◆ **PROBLEM TO SOLVE**
Copy every entry exactly as given, minus the images.

◆ **RECORDS SHOWN**
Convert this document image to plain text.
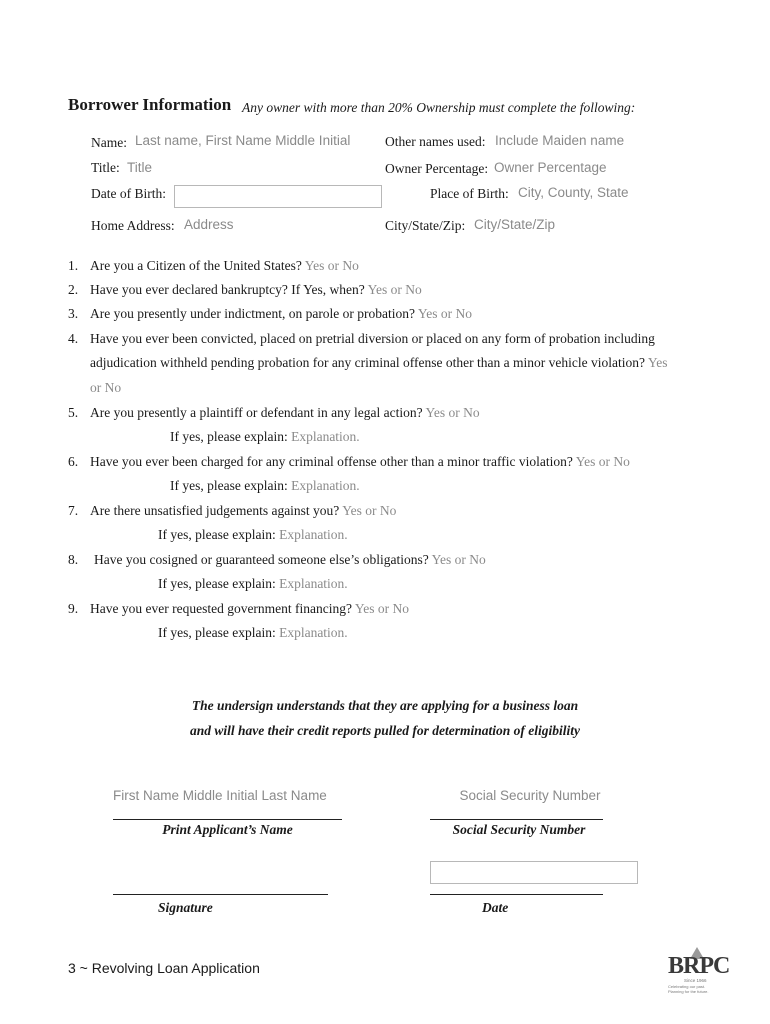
Borrower Information Any owner with more than 20% Ownership must complete the following:
Name: Last name, First Name Middle Initial	Other names used: Include Maiden name
Title: Title	Owner Percentage: Owner Percentage
Date of Birth:	Place of Birth: City, County, State
Home Address: Address	City/State/Zip: City/State/Zip
1. Are you a Citizen of the United States? Yes or No
2. Have you ever declared bankruptcy? If Yes, when? Yes or No
3. Are you presently under indictment, on parole or probation? Yes or No
4. Have you ever been convicted, placed on pretrial diversion or placed on any form of probation including
adjudication withheld pending probation for any criminal offense other than a minor vehicle violation? Yes
or No
5. Are you presently a plaintiff or defendant in any legal action? Yes or No
If yes, please explain: Explanation.
6. Have you ever been charged for any criminal offense other than a minor traffic violation? Yes or No
If yes, please explain: Explanation.
7. Are there unsatisfied judgements against you? Yes or No
If yes, please explain: Explanation.
8. Have you cosigned or guaranteed someone else’s obligations? Yes or No
If yes, please explain: Explanation.
9. Have you ever requested government financing? Yes or No
If yes, please explain: Explanation.
The undersign understands that they are applying for a business loan
and will have their credit reports pulled for determination of eligibility
First Name Middle Initial Last Name
Print Applicant’s Name
Social Security Number
Social Security Number
Signature	Date
3 ~ Revolving Loan Application	BRPC
Since 1966
Celebrating our past.
Planning for the future.
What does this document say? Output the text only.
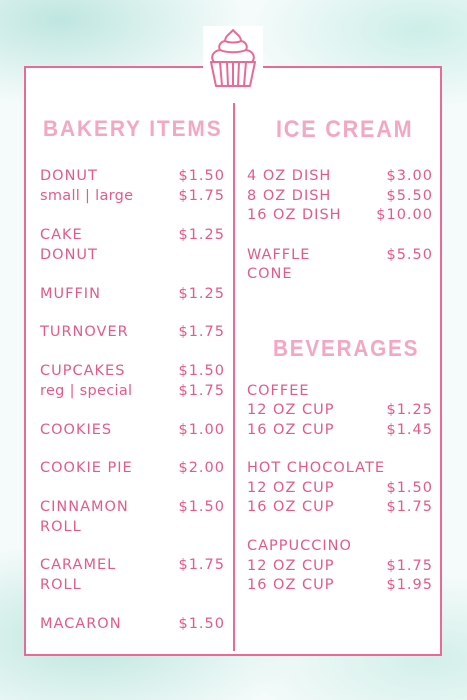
BAKERY ITEMS ICE CREAM
BEVERAGES
DONUT	$1.50
small | large	$1.75
CAKE	$1.25
DONUT
MUFFIN	$1.25
TURNOVER	$1.75
CUPCAKES	$1.50
reg | special	$1.75
COOKIES	$1.00
COOKIE PIE	$2.00
CINNAMON	$1.50
ROLL
CARAMEL	$1.75
ROLL
MACARON	$1.50
4 OZ DISH	$3.00
8 OZ DISH	$5.50
16 OZ DISH $10.00
WAFFLE	$5.50
CONE
COFFEE
12 OZ CUP	$1.25
16 OZ CUP	$1.45
HOT CHOCOLATE
12 OZ CUP	$1.50
16 OZ CUP	$1.75
CAPPUCCINO
12 OZ CUP	$1.75
16 OZ CUP	$1.95
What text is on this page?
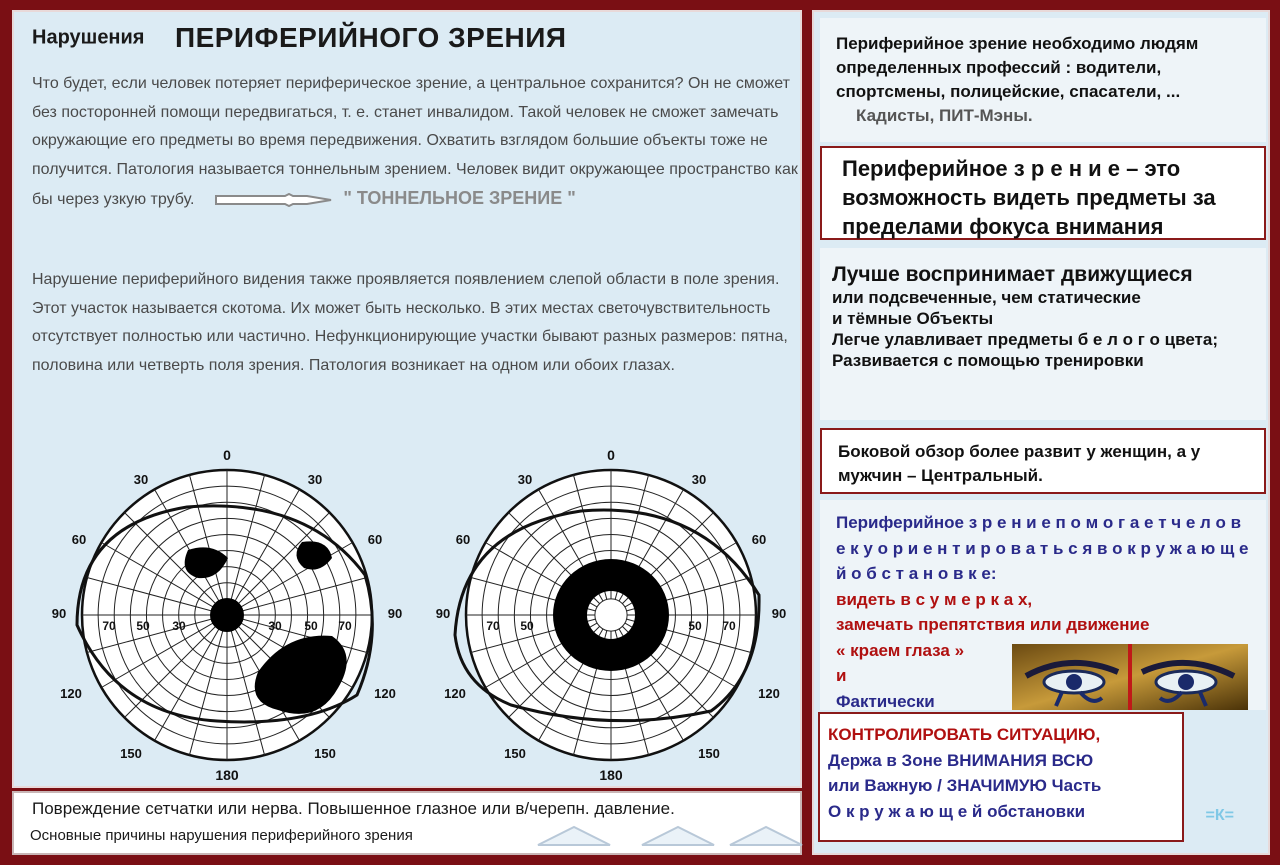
Нарушения ПЕРИФЕРИЙНОГО ЗРЕНИЯ
Что будет, если человек потеряет периферическое зрение, а центральное сохранится? Он не сможет без посторонней помощи передвигаться, т. е. станет инвалидом. Такой человек не сможет замечать окружающие его предметы во время передвижения. Охватить взглядом большие объекты тоже не получится. Патология называется тоннельным зрением. Человек видит окружающее пространство как бы через узкую трубу.	" ТОННЕЛЬНОЕ ЗРЕНИЕ "
Нарушение периферийного видения также проявляется появлением слепой области в поле зрения. Этот участок называется скотома. Их может быть несколько. В этих местах светочувствительность отсутствует полностью или частично. Нефункционирующие участки бывают разных размеров: пятна, половина или четверть поля зрения. Патология возникает на одном или обоих глазах.
0
30	30
60	60
90	90
120	120
150	150
180
30	30
50	50
70	70
0
30	30
60	60
90	90
120	120
150	150
180
50	50
70	70
Повреждение сетчатки или нерва. Повышенное глазное или в/черепн. давление.
Основные причины нарушения периферийного зрения
Периферийное зрение необходимо людям определенных профессий : водители, спортсмены, полицейские, спасатели, ... Кадисты, ПИТ-Мэны.
Периферийное з р е н и е – это возможность видеть предметы за пределами фокуса внимания
Лучше воспринимает движущиеся
или подсвеченные, чем статические
и тёмные Объекты
Легче улавливает предметы б е л о г о цвета;
Развивается с помощью тренировки
Боковой обзор более развит у женщин, а у мужчин – Центральный.
Периферийное з р е н и е п о м о г а е т ч е л о в е к у о р и е н т и р о в а т ь с я в о к р у ж а ю щ е й о б с т а н о в к е:
видеть в с у м е р к а х,
замечать препятствия или движение
« краем глаза »
и
Фактически
КОНТРОЛИРОВАТЬ СИТУАЦИЮ,
Держа в Зоне ВНИМАНИЯ ВСЮ
или Важную / ЗНАЧИМУЮ Часть
О к р у ж а ю щ е й обстановки	=К=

◆ **WRITTEN RESPONSE**
Convert this document image to plain text.
Borrower Information Any owner with more than 20% Ownership must complete the following:
Name: Last name, First Name Middle Initial	Other names used: Include Maiden name
Title: Title	Owner Percentage: Owner Percentage
Date of Birth:	Place of Birth: City, County, State
Home Address: Address	City/State/Zip: City/State/Zip
1. Are you a Citizen of the United States? Yes or No
2. Have you ever declared bankruptcy? If Yes, when? Yes or No
3. Are you presently under indictment, on parole or probation? Yes or No
4. Have you ever been convicted, placed on pretrial diversion or placed on any form of probation including
adjudication withheld pending probation for any criminal offense other than a minor vehicle violation? Yes
or No
5. Are you presently a plaintiff or defendant in any legal action? Yes or No
If yes, please explain: Explanation.
6. Have you ever been charged for any criminal offense other than a minor traffic violation? Yes or No
If yes, please explain: Explanation.
7. Are there unsatisfied judgements against you? Yes or No
If yes, please explain: Explanation.
8. Have you cosigned or guaranteed someone else’s obligations? Yes or No
If yes, please explain: Explanation.
9. Have you ever requested government financing? Yes or No
If yes, please explain: Explanation.
The undersign understands that they are applying for a business loan
and will have their credit reports pulled for determination of eligibility
First Name Middle Initial Last Name
Print Applicant’s Name
Social Security Number
Social Security Number
Signature	Date
3 ~ Revolving Loan Application	BRPC
Since 1966
Celebrating our past.
Planning for the future.
What does this document say? Output the text only.
BAKERY ITEMS ICE CREAM
BEVERAGES
DONUT	$1.50
small | large	$1.75
CAKE	$1.25
DONUT
MUFFIN	$1.25
TURNOVER	$1.75
CUPCAKES	$1.50
reg | special	$1.75
COOKIES	$1.00
COOKIE PIE	$2.00
CINNAMON	$1.50
ROLL
CARAMEL	$1.75
ROLL
MACARON	$1.50
4 OZ DISH	$3.00
8 OZ DISH	$5.50
16 OZ DISH $10.00
WAFFLE	$5.50
CONE
COFFEE
12 OZ CUP	$1.25
16 OZ CUP	$1.45
HOT CHOCOLATE
12 OZ CUP	$1.50
16 OZ CUP	$1.75
CAPPUCCINO
12 OZ CUP	$1.75
16 OZ CUP	$1.95
What text is on this page?
Нарушения ПЕРИФЕРИЙНОГО ЗРЕНИЯ
Что будет, если человек потеряет периферическое зрение, а центральное сохранится? Он не сможет без посторонней помощи передвигаться, т. е. станет инвалидом. Такой человек не сможет замечать окружающие его предметы во время передвижения. Охватить взглядом большие объекты тоже не получится. Патология называется тоннельным зрением. Человек видит окружающее пространство как бы через узкую трубу.	" ТОННЕЛЬНОЕ ЗРЕНИЕ "
Нарушение периферийного видения также проявляется появлением слепой области в поле зрения. Этот участок называется скотома. Их может быть несколько. В этих местах светочувствительность отсутствует полностью или частично. Нефункционирующие участки бывают разных размеров: пятна, половина или четверть поля зрения. Патология возникает на одном или обоих глазах.
0
30	30
60	60
90	90
120	120
150	150
180
30	30
50	50
70	70
0
30	30
60	60
90	90
120	120
150	150
180
50	50
70	70
Повреждение сетчатки или нерва. Повышенное глазное или в/черепн. давление.
Основные причины нарушения периферийного зрения
Периферийное зрение необходимо людям определенных профессий : водители, спортсмены, полицейские, спасатели, ... Кадисты, ПИТ-Мэны.
Периферийное з р е н и е – это возможность видеть предметы за пределами фокуса внимания
Лучше воспринимает движущиеся
или подсвеченные, чем статические
и тёмные Объекты
Легче улавливает предметы б е л о г о цвета;
Развивается с помощью тренировки
Боковой обзор более развит у женщин, а у мужчин – Центральный.
Периферийное з р е н и е п о м о г а е т ч е л о в е к у о р и е н т и р о в а т ь с я в о к р у ж а ю щ е й о б с т а н о в к е:
видеть в с у м е р к а х,
замечать препятствия или движение
« краем глаза »
и
Фактически
КОНТРОЛИРОВАТЬ СИТУАЦИЮ,
Держа в Зоне ВНИМАНИЯ ВСЮ
или Важную / ЗНАЧИМУЮ Часть
О к р у ж а ю щ е й обстановки	=К=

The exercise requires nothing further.